● SUPPLIED RECORDS:
+++
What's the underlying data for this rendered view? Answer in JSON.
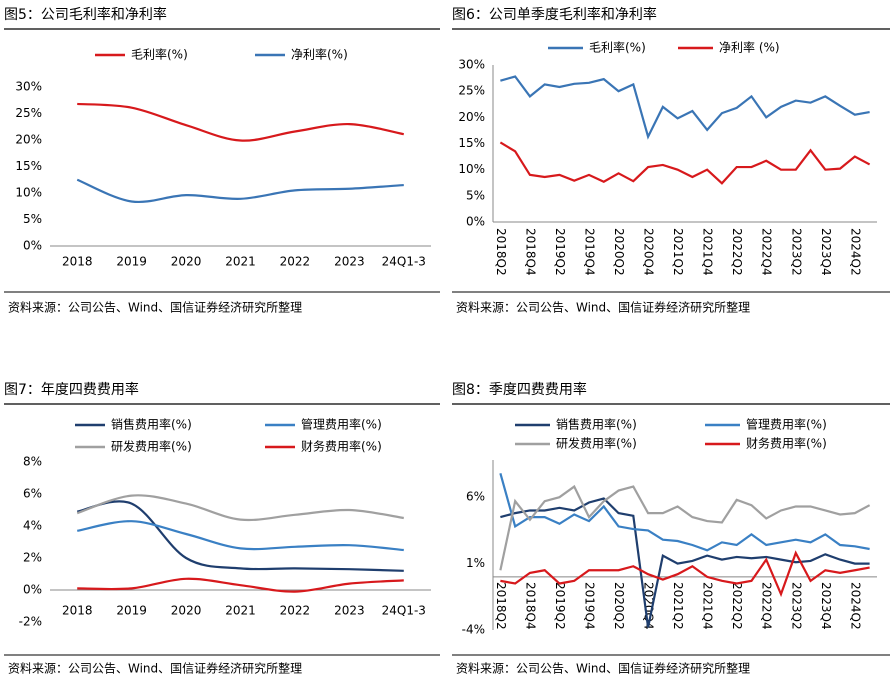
+++
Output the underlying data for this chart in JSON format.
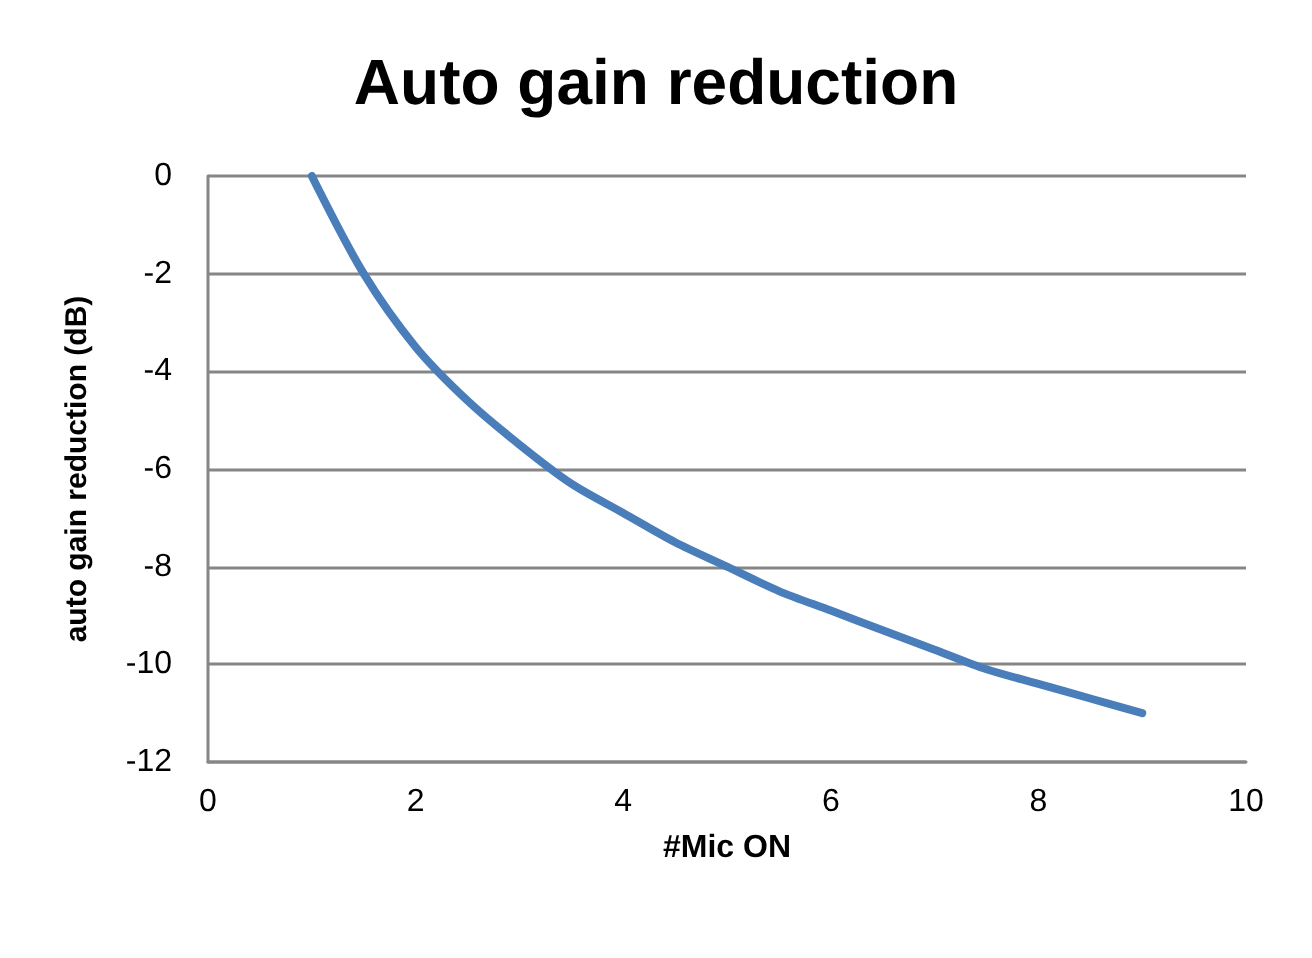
+++
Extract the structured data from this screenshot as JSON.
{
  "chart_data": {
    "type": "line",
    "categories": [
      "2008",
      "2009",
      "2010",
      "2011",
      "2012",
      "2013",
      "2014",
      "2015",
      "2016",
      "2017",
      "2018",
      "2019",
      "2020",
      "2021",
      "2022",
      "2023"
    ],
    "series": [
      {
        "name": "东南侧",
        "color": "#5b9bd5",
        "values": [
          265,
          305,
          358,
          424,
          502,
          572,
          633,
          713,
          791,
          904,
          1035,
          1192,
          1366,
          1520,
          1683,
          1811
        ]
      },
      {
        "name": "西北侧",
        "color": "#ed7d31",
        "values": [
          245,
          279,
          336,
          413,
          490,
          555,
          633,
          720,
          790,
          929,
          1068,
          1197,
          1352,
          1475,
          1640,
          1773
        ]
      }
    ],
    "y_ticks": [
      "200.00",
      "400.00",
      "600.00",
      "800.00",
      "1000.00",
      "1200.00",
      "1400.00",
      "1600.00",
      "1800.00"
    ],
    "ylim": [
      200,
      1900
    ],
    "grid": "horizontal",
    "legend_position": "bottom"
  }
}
+++
● WHAT YOU WILL DO: Pull out every line containing "underlying".

● EXERCISE RESPONSE:
What's the underlying data for this rendered view? Answer in JSON.
Output the underlying data for this chart in JSON format.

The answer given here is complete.